▸ Exercise prompt
What follows is a set of records; restate each one word for word and drop the pictures.

** start Rows **

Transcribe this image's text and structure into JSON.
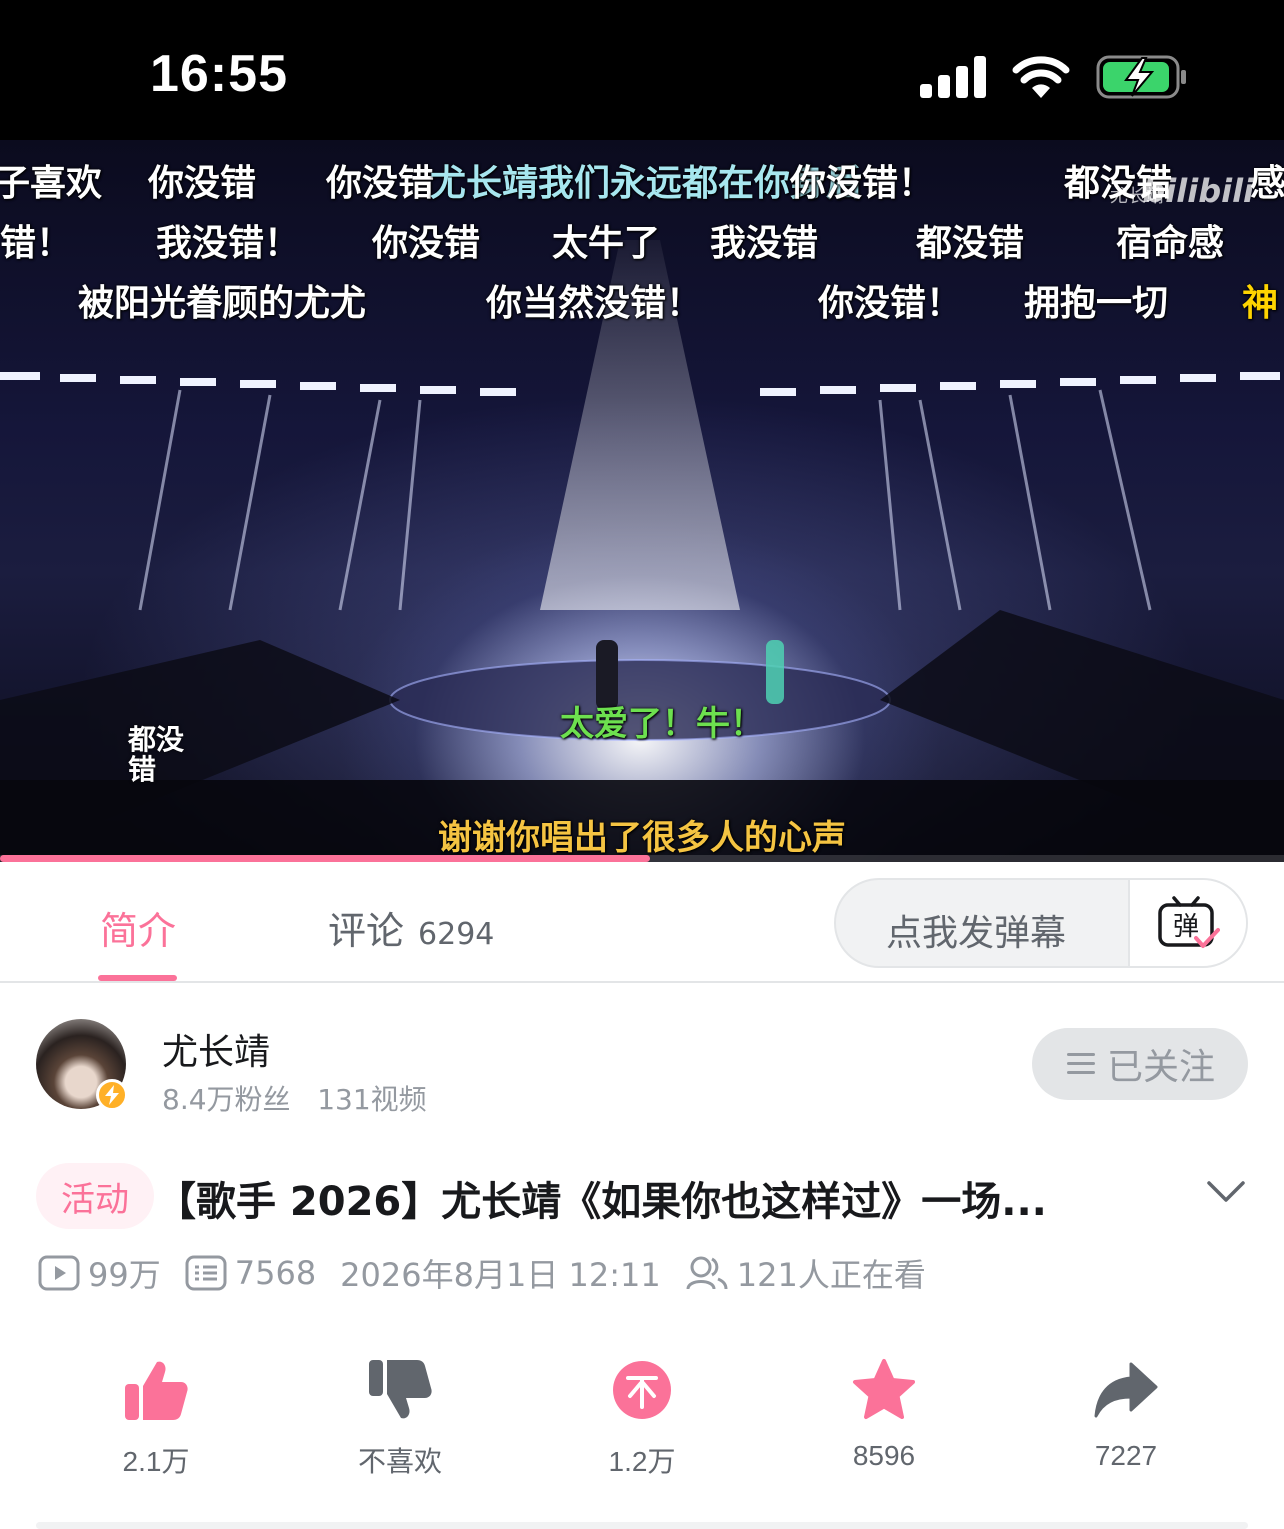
{
  "status_bar": {
    "time": "16:55"
  },
  "video": {
    "danmaku": [
      {
        "text": "子喜欢",
        "color": "white"
      },
      {
        "text": "你没错",
        "color": "white"
      },
      {
        "text": "你没错",
        "color": "white"
      },
      {
        "text": "尤长靖我们永远都在你身后",
        "color": "cyan"
      },
      {
        "text": "你没错！",
        "color": "white"
      },
      {
        "text": "都没错",
        "color": "white"
      },
      {
        "text": "感",
        "color": "white"
      },
      {
        "text": "错！",
        "color": "white"
      },
      {
        "text": "我没错！",
        "color": "white"
      },
      {
        "text": "你没错",
        "color": "white"
      },
      {
        "text": "太牛了",
        "color": "white"
      },
      {
        "text": "我没错",
        "color": "white"
      },
      {
        "text": "都没错",
        "color": "white"
      },
      {
        "text": "宿命感",
        "color": "white"
      },
      {
        "text": "被阳光眷顾的尤尤",
        "color": "white"
      },
      {
        "text": "你当然没错！",
        "color": "white"
      },
      {
        "text": "你没错！",
        "color": "white"
      },
      {
        "text": "拥抱一切",
        "color": "white"
      },
      {
        "text": "神",
        "color": "yellow"
      },
      {
        "text": "太爱了！牛！",
        "color": "green"
      }
    ],
    "vertical_danmaku": "都没错",
    "subtitle": "谢谢你唱出了很多人的心声",
    "watermark": "bilibili",
    "watermark_name": "尤长靖",
    "progress": 0.506
  },
  "tabs": {
    "intro": "简介",
    "comments": "评论",
    "comments_count": "6294",
    "danmaku_placeholder": "点我发弹幕",
    "danmaku_button_icon": "弹"
  },
  "uploader": {
    "name": "尤长靖",
    "fans": "8.4万粉丝",
    "videos": "131视频",
    "follow_label": "已关注"
  },
  "video_info": {
    "tag": "活动",
    "title": "【歌手 2026】尤长靖《如果你也这样过》一场...",
    "views": "99万",
    "danmaku_count": "7568",
    "date": "2026年8月1日 12:11",
    "watching": "121人正在看"
  },
  "actions": {
    "like": "2.1万",
    "dislike": "不喜欢",
    "coin": "1.2万",
    "favorite": "8596",
    "share": "7227"
  },
  "colors": {
    "accent": "#fb7299",
    "muted": "#9499a0"
  }
}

** end Rows **

▸ Response to this exercise
Transcribe this image's text and structure into JSON.
{
  "status_bar": {
    "time": "16:55"
  },
  "video": {
    "danmaku": [
      {
        "text": "子喜欢",
        "color": "white"
      },
      {
        "text": "你没错",
        "color": "white"
      },
      {
        "text": "你没错",
        "color": "white"
      },
      {
        "text": "尤长靖我们永远都在你身后",
        "color": "cyan"
      },
      {
        "text": "你没错！",
        "color": "white"
      },
      {
        "text": "都没错",
        "color": "white"
      },
      {
        "text": "感",
        "color": "white"
      },
      {
        "text": "错！",
        "color": "white"
      },
      {
        "text": "我没错！",
        "color": "white"
      },
      {
        "text": "你没错",
        "color": "white"
      },
      {
        "text": "太牛了",
        "color": "white"
      },
      {
        "text": "我没错",
        "color": "white"
      },
      {
        "text": "都没错",
        "color": "white"
      },
      {
        "text": "宿命感",
        "color": "white"
      },
      {
        "text": "被阳光眷顾的尤尤",
        "color": "white"
      },
      {
        "text": "你当然没错！",
        "color": "white"
      },
      {
        "text": "你没错！",
        "color": "white"
      },
      {
        "text": "拥抱一切",
        "color": "white"
      },
      {
        "text": "神",
        "color": "yellow"
      },
      {
        "text": "太爱了！牛！",
        "color": "green"
      }
    ],
    "vertical_danmaku": "都没错",
    "subtitle": "谢谢你唱出了很多人的心声",
    "watermark": "bilibili",
    "watermark_name": "尤长靖",
    "progress": 0.506
  },
  "tabs": {
    "intro": "简介",
    "comments": "评论",
    "comments_count": "6294",
    "danmaku_placeholder": "点我发弹幕",
    "danmaku_button_icon": "弹"
  },
  "uploader": {
    "name": "尤长靖",
    "fans": "8.4万粉丝",
    "videos": "131视频",
    "follow_label": "已关注"
  },
  "video_info": {
    "tag": "活动",
    "title": "【歌手 2026】尤长靖《如果你也这样过》一场...",
    "views": "99万",
    "danmaku_count": "7568",
    "date": "2026年8月1日 12:11",
    "watching": "121人正在看"
  },
  "actions": {
    "like": "2.1万",
    "dislike": "不喜欢",
    "coin": "1.2万",
    "favorite": "8596",
    "share": "7227"
  },
  "colors": {
    "accent": "#fb7299",
    "muted": "#9499a0"
  }
}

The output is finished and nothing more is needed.